**** RECORDS SUPPLIED

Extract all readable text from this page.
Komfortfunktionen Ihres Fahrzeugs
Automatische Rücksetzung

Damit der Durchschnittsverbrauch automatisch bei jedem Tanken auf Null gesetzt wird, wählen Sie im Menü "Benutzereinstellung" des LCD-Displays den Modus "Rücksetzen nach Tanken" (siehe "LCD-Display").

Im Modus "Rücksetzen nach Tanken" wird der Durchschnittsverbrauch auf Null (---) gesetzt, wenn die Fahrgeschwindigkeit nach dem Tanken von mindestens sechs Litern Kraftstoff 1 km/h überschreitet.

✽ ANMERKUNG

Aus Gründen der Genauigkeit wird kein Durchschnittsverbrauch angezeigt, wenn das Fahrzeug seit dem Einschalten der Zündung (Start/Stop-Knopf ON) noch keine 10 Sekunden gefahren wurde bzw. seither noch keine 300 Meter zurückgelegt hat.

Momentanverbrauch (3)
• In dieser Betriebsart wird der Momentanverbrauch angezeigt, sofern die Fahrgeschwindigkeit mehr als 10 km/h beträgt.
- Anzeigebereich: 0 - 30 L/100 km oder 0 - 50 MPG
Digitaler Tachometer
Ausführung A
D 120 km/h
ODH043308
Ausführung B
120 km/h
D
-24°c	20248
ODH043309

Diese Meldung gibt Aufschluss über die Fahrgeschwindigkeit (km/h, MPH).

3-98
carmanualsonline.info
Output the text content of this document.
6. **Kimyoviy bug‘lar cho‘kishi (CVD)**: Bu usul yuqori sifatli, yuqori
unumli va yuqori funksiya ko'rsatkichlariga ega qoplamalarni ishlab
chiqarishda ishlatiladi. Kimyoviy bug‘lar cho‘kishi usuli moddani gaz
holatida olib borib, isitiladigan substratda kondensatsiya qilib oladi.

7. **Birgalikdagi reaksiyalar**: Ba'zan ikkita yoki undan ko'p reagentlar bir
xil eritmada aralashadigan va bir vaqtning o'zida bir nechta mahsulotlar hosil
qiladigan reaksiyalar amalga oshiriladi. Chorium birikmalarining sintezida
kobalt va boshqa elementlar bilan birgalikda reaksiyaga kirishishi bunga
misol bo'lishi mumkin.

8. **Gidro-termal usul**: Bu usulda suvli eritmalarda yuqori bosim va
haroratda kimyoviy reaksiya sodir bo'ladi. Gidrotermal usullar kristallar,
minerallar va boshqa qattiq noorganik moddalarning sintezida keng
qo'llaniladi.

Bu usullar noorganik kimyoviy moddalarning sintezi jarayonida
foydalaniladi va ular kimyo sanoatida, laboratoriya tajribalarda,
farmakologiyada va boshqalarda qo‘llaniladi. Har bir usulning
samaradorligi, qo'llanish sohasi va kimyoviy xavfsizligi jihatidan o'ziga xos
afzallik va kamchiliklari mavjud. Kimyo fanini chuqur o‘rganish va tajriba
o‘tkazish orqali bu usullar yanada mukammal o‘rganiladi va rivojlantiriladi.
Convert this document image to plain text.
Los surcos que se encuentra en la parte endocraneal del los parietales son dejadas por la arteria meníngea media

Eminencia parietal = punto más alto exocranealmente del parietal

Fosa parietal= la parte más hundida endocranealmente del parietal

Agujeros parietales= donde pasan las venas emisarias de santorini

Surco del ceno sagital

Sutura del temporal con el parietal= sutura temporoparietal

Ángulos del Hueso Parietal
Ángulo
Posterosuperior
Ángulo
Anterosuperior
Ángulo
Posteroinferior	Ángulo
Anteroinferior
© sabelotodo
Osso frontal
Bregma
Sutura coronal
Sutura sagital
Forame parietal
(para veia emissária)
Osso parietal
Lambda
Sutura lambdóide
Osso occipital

********

PROMPT -
Give only the number of lines in the material above that include the word "yuqori".

COMPLETE ANSWER -
3